Aim of the task: Find the lines holding "name" and copy them.

Listed records:
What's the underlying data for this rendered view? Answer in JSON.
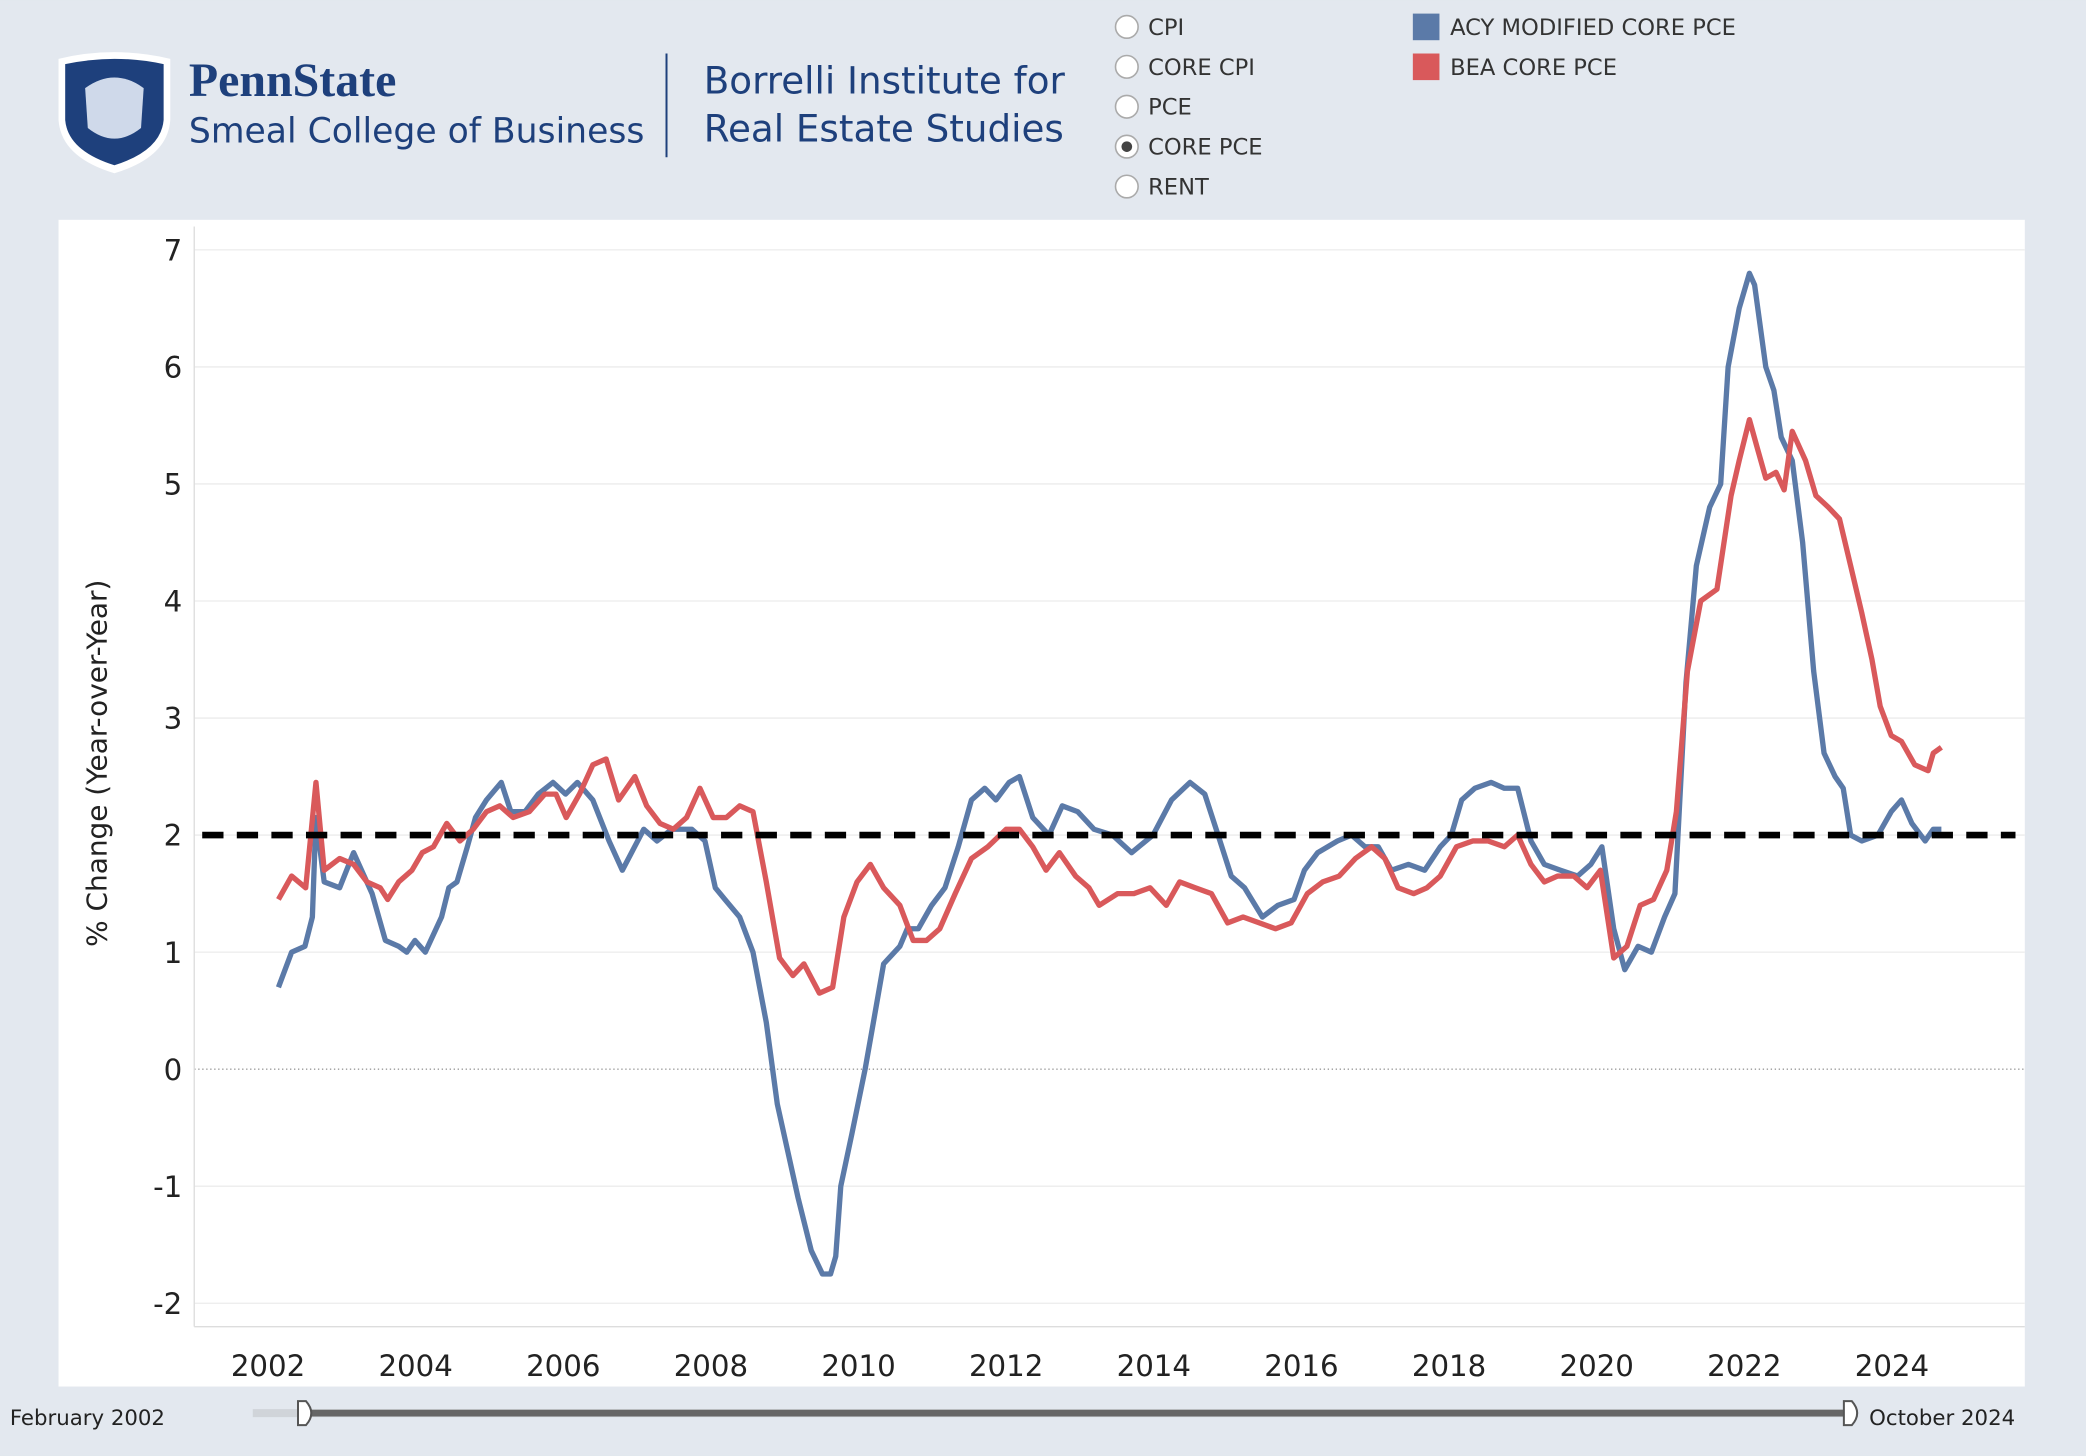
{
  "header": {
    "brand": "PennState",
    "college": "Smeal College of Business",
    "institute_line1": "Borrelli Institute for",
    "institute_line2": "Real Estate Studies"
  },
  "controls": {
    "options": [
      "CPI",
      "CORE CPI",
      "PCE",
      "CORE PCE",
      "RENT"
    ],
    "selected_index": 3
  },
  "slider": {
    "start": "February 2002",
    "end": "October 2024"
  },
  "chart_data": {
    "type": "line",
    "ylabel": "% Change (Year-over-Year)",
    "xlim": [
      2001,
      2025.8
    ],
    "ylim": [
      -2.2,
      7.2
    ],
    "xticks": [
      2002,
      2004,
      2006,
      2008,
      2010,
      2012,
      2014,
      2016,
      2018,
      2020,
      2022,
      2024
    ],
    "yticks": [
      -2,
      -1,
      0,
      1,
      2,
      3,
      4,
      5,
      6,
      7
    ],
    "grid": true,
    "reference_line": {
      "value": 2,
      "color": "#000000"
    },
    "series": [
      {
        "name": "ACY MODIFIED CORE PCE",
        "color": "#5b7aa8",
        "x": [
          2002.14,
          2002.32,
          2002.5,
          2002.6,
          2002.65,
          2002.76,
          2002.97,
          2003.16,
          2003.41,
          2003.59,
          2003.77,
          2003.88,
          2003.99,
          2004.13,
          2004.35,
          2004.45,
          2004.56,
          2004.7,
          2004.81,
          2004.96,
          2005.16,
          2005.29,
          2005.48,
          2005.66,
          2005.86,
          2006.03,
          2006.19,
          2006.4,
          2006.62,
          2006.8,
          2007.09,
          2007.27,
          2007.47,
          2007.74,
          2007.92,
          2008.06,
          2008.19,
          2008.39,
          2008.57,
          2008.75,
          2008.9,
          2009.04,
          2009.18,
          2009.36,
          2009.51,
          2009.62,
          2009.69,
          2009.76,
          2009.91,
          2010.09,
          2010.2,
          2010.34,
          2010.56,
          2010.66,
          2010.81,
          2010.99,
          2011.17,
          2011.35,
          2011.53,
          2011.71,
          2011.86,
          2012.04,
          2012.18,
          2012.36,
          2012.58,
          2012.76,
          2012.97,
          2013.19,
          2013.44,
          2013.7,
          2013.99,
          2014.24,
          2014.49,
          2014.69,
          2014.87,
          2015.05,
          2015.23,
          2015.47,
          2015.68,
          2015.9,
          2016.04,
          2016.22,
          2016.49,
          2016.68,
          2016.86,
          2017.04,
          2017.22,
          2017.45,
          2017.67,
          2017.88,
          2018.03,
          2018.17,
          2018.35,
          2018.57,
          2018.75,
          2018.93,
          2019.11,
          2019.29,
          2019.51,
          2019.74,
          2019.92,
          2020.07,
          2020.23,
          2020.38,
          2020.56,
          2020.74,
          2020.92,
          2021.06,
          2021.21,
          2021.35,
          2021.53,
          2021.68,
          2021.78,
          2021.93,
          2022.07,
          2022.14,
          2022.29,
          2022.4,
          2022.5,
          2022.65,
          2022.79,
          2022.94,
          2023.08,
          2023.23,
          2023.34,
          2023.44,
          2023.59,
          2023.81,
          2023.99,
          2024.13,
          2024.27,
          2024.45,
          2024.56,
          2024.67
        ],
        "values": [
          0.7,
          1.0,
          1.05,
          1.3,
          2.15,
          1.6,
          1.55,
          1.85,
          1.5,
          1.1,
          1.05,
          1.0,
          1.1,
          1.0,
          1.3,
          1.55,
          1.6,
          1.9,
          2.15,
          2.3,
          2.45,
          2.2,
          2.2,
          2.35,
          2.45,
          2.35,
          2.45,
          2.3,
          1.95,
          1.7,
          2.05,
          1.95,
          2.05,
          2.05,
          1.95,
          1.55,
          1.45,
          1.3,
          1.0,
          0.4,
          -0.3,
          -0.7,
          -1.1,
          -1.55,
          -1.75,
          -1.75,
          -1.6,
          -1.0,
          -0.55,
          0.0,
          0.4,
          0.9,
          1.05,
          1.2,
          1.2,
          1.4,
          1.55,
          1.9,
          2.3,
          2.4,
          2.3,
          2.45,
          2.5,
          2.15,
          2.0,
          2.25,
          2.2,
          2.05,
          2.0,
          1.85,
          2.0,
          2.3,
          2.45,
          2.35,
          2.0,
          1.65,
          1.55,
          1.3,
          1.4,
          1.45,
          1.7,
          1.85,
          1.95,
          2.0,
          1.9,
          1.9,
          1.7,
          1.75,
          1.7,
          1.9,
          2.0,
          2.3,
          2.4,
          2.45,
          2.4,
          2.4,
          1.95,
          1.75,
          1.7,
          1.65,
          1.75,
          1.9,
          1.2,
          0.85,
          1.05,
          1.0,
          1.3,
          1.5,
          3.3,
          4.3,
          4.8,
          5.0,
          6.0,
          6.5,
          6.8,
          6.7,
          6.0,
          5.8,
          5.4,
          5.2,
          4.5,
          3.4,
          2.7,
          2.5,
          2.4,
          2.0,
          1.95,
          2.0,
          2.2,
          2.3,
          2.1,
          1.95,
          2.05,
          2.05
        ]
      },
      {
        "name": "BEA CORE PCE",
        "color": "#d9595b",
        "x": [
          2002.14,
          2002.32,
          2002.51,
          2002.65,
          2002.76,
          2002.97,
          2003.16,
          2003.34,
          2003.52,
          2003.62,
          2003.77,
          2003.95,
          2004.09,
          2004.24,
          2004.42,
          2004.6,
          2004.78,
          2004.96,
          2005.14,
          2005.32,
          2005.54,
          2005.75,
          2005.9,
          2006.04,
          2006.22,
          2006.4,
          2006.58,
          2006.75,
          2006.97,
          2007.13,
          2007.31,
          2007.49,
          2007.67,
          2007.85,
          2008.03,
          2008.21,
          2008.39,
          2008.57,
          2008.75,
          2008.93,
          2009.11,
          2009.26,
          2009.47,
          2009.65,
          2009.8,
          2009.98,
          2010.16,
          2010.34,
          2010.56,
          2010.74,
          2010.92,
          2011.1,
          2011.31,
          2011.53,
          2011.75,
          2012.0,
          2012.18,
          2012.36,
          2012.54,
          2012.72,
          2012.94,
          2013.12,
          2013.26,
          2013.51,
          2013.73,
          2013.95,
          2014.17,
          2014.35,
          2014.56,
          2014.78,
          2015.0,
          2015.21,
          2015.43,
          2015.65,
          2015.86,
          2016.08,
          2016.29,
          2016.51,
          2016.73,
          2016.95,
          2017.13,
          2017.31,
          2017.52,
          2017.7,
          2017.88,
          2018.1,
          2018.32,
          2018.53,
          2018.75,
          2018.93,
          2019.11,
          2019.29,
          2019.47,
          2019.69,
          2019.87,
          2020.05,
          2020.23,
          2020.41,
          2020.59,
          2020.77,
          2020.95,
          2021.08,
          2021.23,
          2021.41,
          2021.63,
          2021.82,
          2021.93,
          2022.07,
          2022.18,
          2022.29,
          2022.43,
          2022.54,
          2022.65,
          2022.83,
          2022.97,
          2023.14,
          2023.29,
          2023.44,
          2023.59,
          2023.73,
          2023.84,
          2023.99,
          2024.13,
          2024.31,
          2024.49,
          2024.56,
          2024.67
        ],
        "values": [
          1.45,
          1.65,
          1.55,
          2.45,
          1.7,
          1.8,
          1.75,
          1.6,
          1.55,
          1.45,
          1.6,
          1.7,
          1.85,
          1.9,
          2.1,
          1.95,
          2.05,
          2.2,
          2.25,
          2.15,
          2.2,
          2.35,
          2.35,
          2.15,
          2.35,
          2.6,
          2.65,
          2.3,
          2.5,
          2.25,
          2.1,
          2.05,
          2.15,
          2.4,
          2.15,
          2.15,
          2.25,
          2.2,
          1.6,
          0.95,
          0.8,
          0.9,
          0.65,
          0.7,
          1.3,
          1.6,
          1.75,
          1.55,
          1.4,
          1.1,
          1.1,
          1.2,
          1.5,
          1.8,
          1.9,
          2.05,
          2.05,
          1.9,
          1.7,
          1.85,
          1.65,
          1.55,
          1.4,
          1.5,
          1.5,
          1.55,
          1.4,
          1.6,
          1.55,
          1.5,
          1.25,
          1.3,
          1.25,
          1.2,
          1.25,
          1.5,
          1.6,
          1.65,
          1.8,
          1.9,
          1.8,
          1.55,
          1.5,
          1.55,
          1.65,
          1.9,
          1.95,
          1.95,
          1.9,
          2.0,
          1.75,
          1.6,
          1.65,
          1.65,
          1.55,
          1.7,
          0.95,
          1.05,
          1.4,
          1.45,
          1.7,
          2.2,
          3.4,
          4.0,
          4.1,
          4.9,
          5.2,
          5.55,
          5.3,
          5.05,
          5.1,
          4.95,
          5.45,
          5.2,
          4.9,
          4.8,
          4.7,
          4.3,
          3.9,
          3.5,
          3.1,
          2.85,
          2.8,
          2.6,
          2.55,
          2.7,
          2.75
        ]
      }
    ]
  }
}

Result of the exercise:
        "name": "ACY MODIFIED CORE PCE",
        "name": "BEA CORE PCE",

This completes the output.